Fragmento del documento
ENTREVISTA

Ezequiel Adamovsky reconstruye el carnaval porteño: “Fue la cuna de la asociación entre lo popular y lo negro”

Carnaval y Colonia. Carnaval y Revolución de Mayo. Carnaval y rosismo. Carnaval y formación del Estado. Carnaval y elites. Carnaval e inmigración. Carnaval y comunidades afro. Carnaval y clase obrera. Carnaval y tango. Carnaval y música gauchesca. Carnaval y peronismo. Carnaval y murgas. 

En su último libro, La fiesta de los negros. Una historia del antiguo carnaval de Buenos Aires y su legado en la cultura popular, Ezequiel Adamovsky deja entrever una pregunta: ¿se puede, acaso, pensar en la nación argentina (con sus contradicciones, múltiples influencias y tensiones) al ritmo de las comparsas?

Desafío a
Indica cuántas líneas de los registros contienen la cadena "their". Responde únicamente con el número.
El texto y los registros son independientes entre sí.

Registros sin procesar
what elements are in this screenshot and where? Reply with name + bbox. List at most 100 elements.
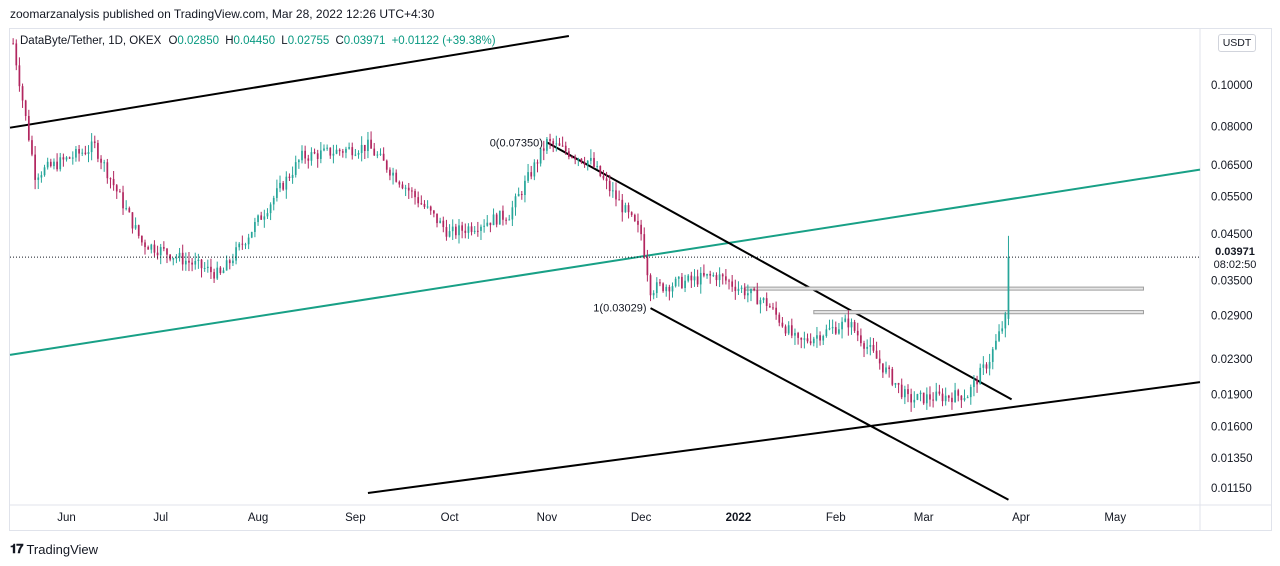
candle-body (106, 162, 109, 179)
candle-body (872, 344, 875, 351)
candle-body (172, 258, 175, 260)
candle-body (762, 298, 765, 301)
trendline-rising-trendline (9, 168, 1201, 356)
high-value: 0.04450 (233, 35, 276, 47)
candle-body (838, 329, 840, 334)
candle-body (329, 147, 332, 156)
candle-body (291, 174, 294, 178)
candle-body (618, 199, 620, 201)
candle-body (84, 152, 87, 154)
candle-body (144, 242, 146, 248)
candle-body (492, 214, 495, 226)
candle-body (533, 162, 536, 177)
chart-frame (9, 28, 1272, 531)
candle-body (56, 161, 58, 170)
candle-body (900, 384, 903, 398)
candle-body (448, 231, 451, 237)
candle-body (922, 392, 925, 404)
candle-body (536, 162, 539, 164)
tradingview-brand[interactable]: 𝟏𝟕 TradingView (10, 541, 98, 557)
symbol-name[interactable]: DataByte/Tether, 1D, OKEX (20, 35, 162, 47)
price-tick-label: 0.06500 (1211, 160, 1253, 172)
candle-body (100, 158, 102, 163)
candle-body (178, 252, 181, 258)
candle-body (244, 244, 247, 246)
candle-body (652, 293, 655, 296)
change-value: +0.01122 (+39.38%) (391, 35, 496, 47)
candle-body (426, 206, 429, 208)
candle-body (637, 220, 639, 225)
candle-body (241, 243, 244, 245)
time-tick-label: Mar (914, 512, 934, 524)
candle-body (520, 194, 523, 196)
price-tick-label: 0.05500 (1211, 191, 1253, 203)
candle-body (502, 210, 504, 220)
candle-body (254, 222, 256, 232)
candle-body (841, 321, 843, 330)
candle-body (690, 275, 693, 281)
candle-body (420, 203, 423, 205)
candle-body (571, 156, 573, 158)
candle-body (411, 190, 413, 192)
currency-unit-button[interactable]: USDT (1218, 34, 1256, 52)
price-tick-label: 0.02900 (1211, 311, 1253, 323)
time-tick-label: Nov (537, 512, 558, 524)
candle-body (721, 274, 724, 277)
candle-body (288, 176, 291, 178)
candle-body (583, 162, 586, 165)
candle-body (577, 158, 580, 160)
candle-body (398, 181, 401, 185)
candle-body (382, 153, 385, 161)
candle-body (279, 182, 281, 189)
candle-body (530, 172, 533, 177)
candle-body (546, 138, 548, 151)
candle-body (627, 205, 630, 213)
candle-body (250, 231, 253, 238)
candle-body (687, 275, 690, 281)
candle-body (602, 175, 605, 179)
candle-body (944, 395, 947, 402)
candle-body (703, 272, 705, 276)
candle-body (929, 394, 931, 400)
candle-body (232, 260, 234, 264)
time-tick-label: Jun (57, 512, 76, 524)
candle-body (919, 392, 922, 395)
time-tick-label: Dec (631, 512, 652, 524)
candle-body (150, 244, 153, 250)
candle-body (480, 226, 482, 231)
time-tick-label: Feb (826, 512, 846, 524)
candle-body (875, 350, 878, 359)
candle-body (611, 190, 614, 192)
candle-body (24, 100, 27, 116)
candle-body (266, 213, 269, 217)
candle-body (957, 390, 960, 396)
candle-body (285, 176, 288, 190)
trendline-upper-channel (9, 35, 570, 129)
fib-level-label: 1(0.03029) (593, 303, 646, 315)
candle-body (853, 322, 856, 331)
candle-body (834, 327, 837, 334)
candle-body (517, 194, 520, 197)
candle-body (109, 178, 112, 180)
candle-body (586, 160, 589, 165)
time-tick-label: Jul (153, 512, 168, 524)
candle-body (128, 208, 131, 213)
candle-body (756, 290, 759, 305)
candle-body (514, 196, 517, 208)
open-value: 0.02850 (177, 35, 219, 47)
candle-body (746, 293, 749, 296)
candle-body (442, 220, 445, 228)
candle-body (247, 237, 250, 245)
candle-body (985, 364, 988, 369)
candle-body (78, 149, 80, 154)
candle-body (376, 154, 379, 156)
candle-body (307, 158, 310, 161)
candle-body (935, 391, 938, 401)
time-tick-label: Oct (441, 512, 460, 524)
candle-body (891, 368, 894, 385)
brand-name: TradingView (26, 541, 99, 557)
candle-body (68, 157, 71, 159)
candle-body (294, 162, 297, 175)
candle-body (552, 141, 555, 145)
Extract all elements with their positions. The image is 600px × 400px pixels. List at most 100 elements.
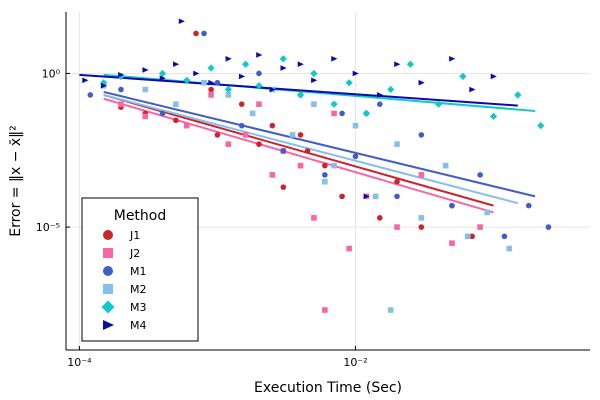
point-j1-13 [394, 178, 400, 185]
point-j1-9 [322, 162, 328, 169]
fit-line-j2 [103, 97, 494, 214]
point-m2-12 [394, 141, 400, 147]
point-m4-7 [208, 79, 215, 86]
point-m4-16 [352, 70, 359, 77]
point-m2-10 [352, 122, 359, 129]
fit-line-m4 [79, 73, 518, 107]
legend-items: J1 J2 M1 M2 M3 M4 [101, 229, 147, 332]
point-m1-19 [545, 224, 552, 230]
point-m4-21 [469, 86, 476, 93]
point-j1-7 [280, 184, 287, 190]
point-m3-19 [514, 91, 522, 99]
point-j2-4 [225, 141, 232, 147]
point-m4-24 [363, 193, 370, 200]
point-m3-8 [279, 55, 287, 63]
point-m1-1 [118, 86, 124, 93]
point-j2-12 [394, 224, 400, 230]
point-j2-14 [449, 240, 455, 246]
x-axis-label: Execution Time (Sec) [254, 380, 402, 396]
point-m3-14 [387, 85, 395, 94]
point-m4-3 [142, 67, 149, 73]
legend-box [81, 197, 199, 342]
point-m1-11 [352, 153, 359, 160]
legend-marker-j1 [103, 230, 113, 240]
point-j2-2 [183, 122, 190, 129]
point-m2-3 [201, 79, 207, 86]
legend-label-m4: M4 [130, 319, 147, 332]
axes [65, 12, 590, 351]
legend-label-j2: J2 [129, 247, 140, 260]
point-m1-6 [256, 70, 262, 77]
y-axis-label: Error = ‖x − x̄‖² [8, 125, 24, 237]
point-m4-17 [376, 92, 384, 98]
point-m1-0 [87, 92, 94, 98]
point-m2-9 [331, 162, 337, 169]
point-j1-4 [214, 132, 221, 138]
point-m1-15 [449, 202, 455, 209]
fit-lines [79, 73, 536, 214]
point-j1-2 [173, 117, 179, 124]
point-m4-0 [82, 77, 89, 84]
legend-label-j1: J1 [129, 229, 140, 242]
point-m2-5 [249, 110, 256, 117]
point-m3-9 [296, 91, 305, 99]
point-m3-13 [362, 109, 371, 118]
point-j1-12 [376, 215, 383, 221]
point-m3-12 [345, 79, 353, 87]
point-m1-5 [238, 122, 245, 129]
point-j2-3 [208, 92, 214, 98]
point-m3-5 [224, 85, 232, 94]
point-m1-9 [322, 172, 328, 178]
point-m3-15 [406, 60, 415, 68]
point-m4-12 [280, 65, 287, 71]
point-m3-2 [158, 69, 167, 78]
point-j2-17 [242, 132, 249, 138]
legend-title: Method [114, 208, 167, 224]
point-m3-3 [183, 76, 191, 84]
point-m4-4 [159, 75, 166, 82]
point-j2-10 [346, 245, 352, 252]
point-j1-14 [418, 224, 425, 230]
point-m2-8 [311, 101, 317, 107]
point-m2-17 [506, 245, 513, 252]
point-j2-13 [418, 172, 425, 178]
point-j2-16 [322, 307, 328, 313]
x-tick-label-1: 10⁻² [343, 356, 367, 369]
point-m1-3 [201, 30, 207, 37]
point-m3-16 [434, 100, 443, 108]
point-j2-9 [331, 110, 337, 117]
point-m4-6 [193, 70, 200, 77]
point-m3-18 [489, 112, 498, 121]
legend-label-m2: M2 [130, 283, 147, 296]
tick-labels: 10⁻⁴ 10⁻² 10⁰ 10⁻⁵ [36, 67, 368, 369]
point-m2-16 [484, 209, 490, 216]
legend-label-m3: M3 [130, 301, 147, 314]
point-m4-8 [225, 55, 232, 62]
point-m4-15 [331, 55, 338, 62]
point-m1-13 [394, 193, 400, 200]
point-m2-18 [387, 307, 394, 313]
point-m4-20 [449, 55, 456, 62]
point-m2-15 [464, 233, 471, 240]
point-m3-10 [310, 69, 318, 78]
legend: Method J1 J2 M1 M2 M3 M4 [81, 197, 199, 342]
legend-marker-m2 [103, 284, 113, 294]
point-m1-17 [501, 233, 508, 240]
point-m2-11 [372, 193, 379, 200]
point-m3-17 [459, 72, 467, 81]
point-m2-19 [322, 178, 328, 185]
point-m3-4 [207, 64, 215, 72]
point-j1-8 [297, 132, 304, 138]
legend-marker-m1 [103, 266, 113, 276]
point-j2-7 [297, 162, 304, 169]
point-j1-16 [469, 233, 475, 240]
point-j1-6 [256, 141, 262, 147]
point-m1-4 [214, 79, 221, 86]
point-j1-10 [339, 193, 345, 200]
fit-line-m2 [103, 93, 519, 205]
data-points [82, 18, 552, 313]
point-j2-0 [118, 101, 124, 107]
legend-label-m1: M1 [130, 265, 147, 278]
point-m4-18 [394, 61, 401, 68]
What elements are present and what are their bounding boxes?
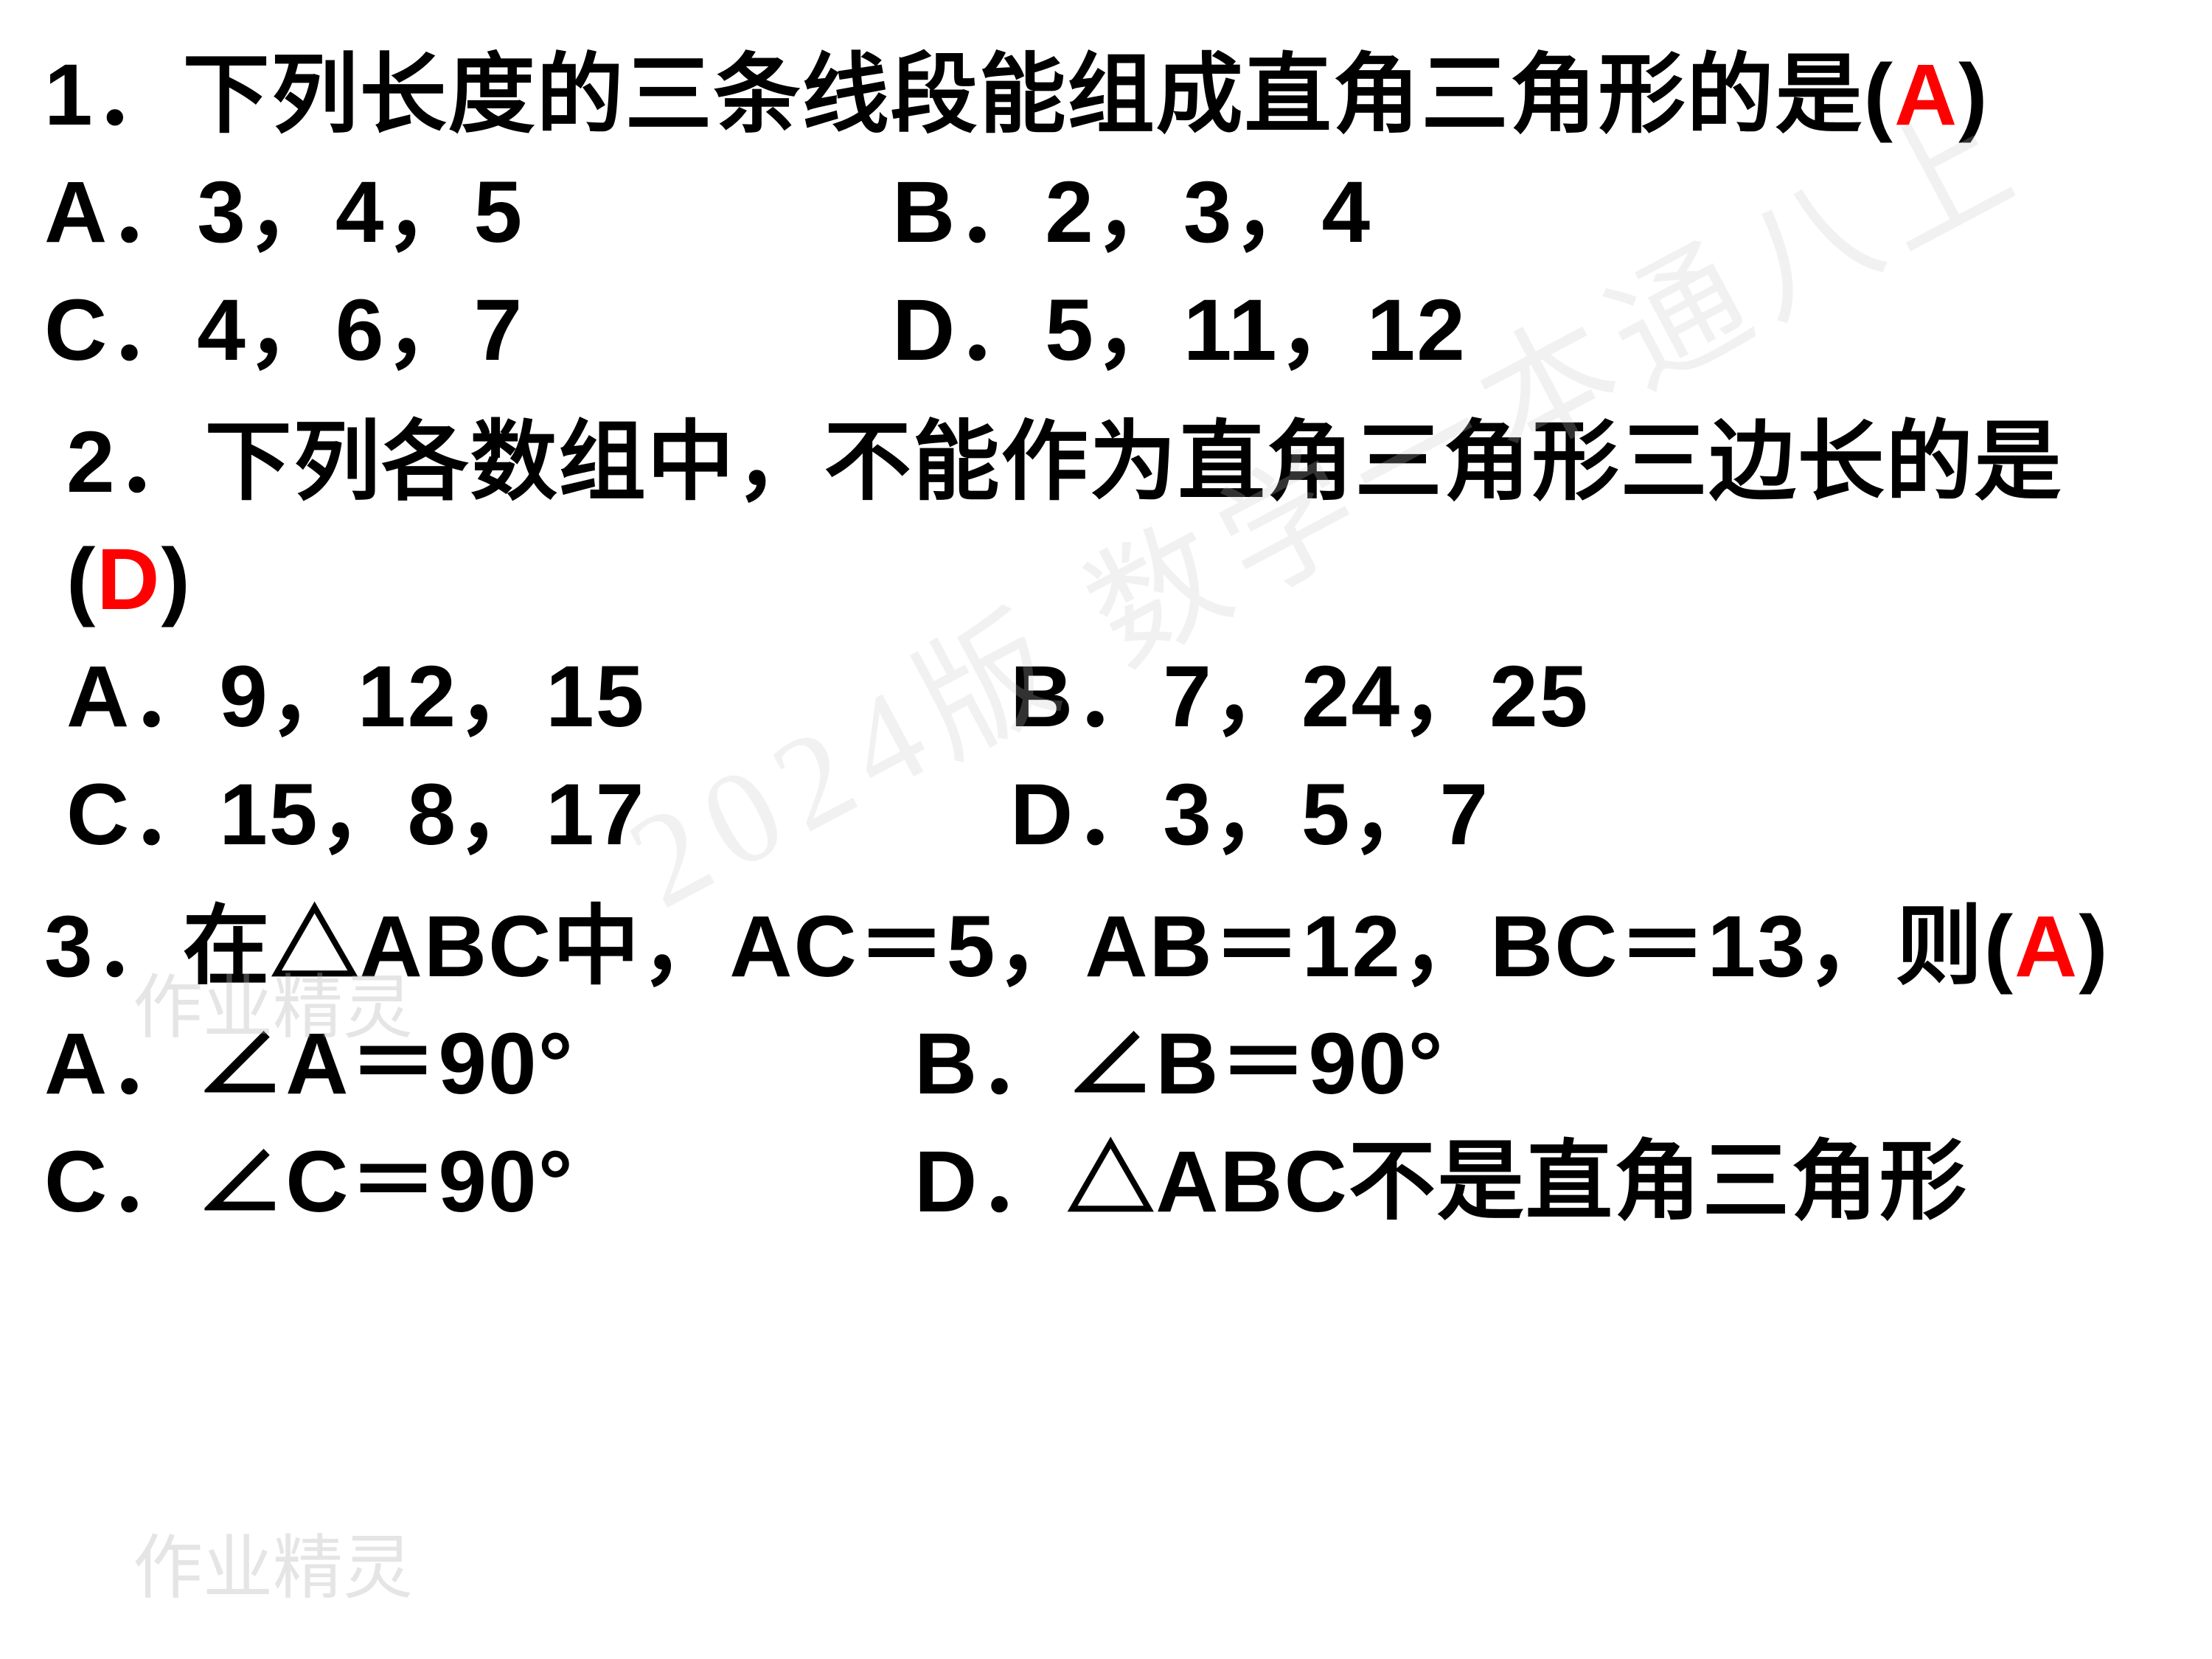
question-1-option-a: A．3，4，5 (44, 154, 892, 271)
question-3-option-d: D．△ABC不是直角三角形 (914, 1124, 2168, 1241)
question-3-option-c: C．∠C＝90° (44, 1124, 914, 1241)
question-1-option-d: D．5，11，12 (892, 272, 2168, 389)
question-2-options-row-2: C．15，8，17 D．3，5，7 (66, 757, 2168, 874)
question-1-option-c: C．4，6，7 (44, 272, 892, 389)
question-2-option-b: B．7，24，25 (1010, 639, 2168, 756)
question-3: 3．在△ABC中，AC＝5，AB＝12，BC＝13，则(A) A．∠A＝90° … (44, 888, 2168, 1241)
question-2-option-a: A．9，12，15 (66, 639, 1010, 756)
question-2-options-row-1: A．9，12，15 B．7，24，25 (66, 639, 2168, 756)
question-2: 2．下列各数组中，不能作为直角三角形三边长的是(D) A．9，12，15 B．7… (44, 404, 2168, 874)
question-1-number: 1． (44, 46, 183, 144)
question-1-option-b: B．2，3，4 (892, 154, 2168, 271)
question-2-number: 2． (66, 414, 205, 511)
question-3-option-b: B．∠B＝90° (914, 1006, 2168, 1123)
question-2-post: ) (161, 531, 192, 628)
question-3-options-row-1: A．∠A＝90° B．∠B＝90° (44, 1006, 2168, 1123)
question-1: 1．下列长度的三条线段能组成直角三角形的是(A) A．3，4，5 B．2，3，4… (44, 37, 2168, 389)
question-3-answer: A (2014, 898, 2079, 995)
question-2-stem: 2．下列各数组中，不能作为直角三角形三边长的是(D) (66, 404, 2168, 639)
question-1-stem: 1．下列长度的三条线段能组成直角三角形的是(A) (44, 37, 2168, 154)
question-3-post: ) (2079, 898, 2109, 995)
question-3-options-row-2: C．∠C＝90° D．△ABC不是直角三角形 (44, 1124, 2168, 1241)
question-1-options-row-1: A．3，4，5 B．2，3，4 (44, 154, 2168, 271)
watermark-small-2: 作业精灵 (133, 1512, 413, 1613)
question-2-answer: D (97, 531, 161, 628)
question-2-option-d: D．3，5，7 (1010, 757, 2168, 874)
question-3-text: 在△ABC中，AC＝5，AB＝12，BC＝13，则( (183, 898, 2014, 995)
question-1-post: ) (1958, 46, 1989, 144)
question-3-stem: 3．在△ABC中，AC＝5，AB＝12，BC＝13，则(A) (44, 888, 2168, 1006)
question-3-number: 3． (44, 898, 183, 995)
question-2-text: 下列各数组中，不能作为直角三角形三边长的是( (66, 414, 2063, 628)
question-1-options-row-2: C．4，6，7 D．5，11，12 (44, 272, 2168, 389)
question-1-text: 下列长度的三条线段能组成直角三角形的是( (183, 46, 1894, 144)
question-1-answer: A (1894, 46, 1958, 144)
question-2-option-c: C．15，8，17 (66, 757, 1010, 874)
question-3-option-a: A．∠A＝90° (44, 1006, 914, 1123)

Desafío b
Responde estas preguntas sobre la entrevista acerca del carnaval porteño:
(i) Según el titular, ¿de qué asociación fue cuna el carnaval?
(ii) ¿Cuál es el título completo del último libro de Ezequiel Adamovsky?
(iii) ¿Al ritmo de qué se plantea pensar la nación argentina?

Respuesta final a
2

Respuesta final b
(i) De la asociación entre lo popular y lo negro.
(ii) La fiesta de los negros. Una historia del antiguo carnaval de Buenos Aires y su legado en la cultura popular.
(iii) Al ritmo de las comparsas.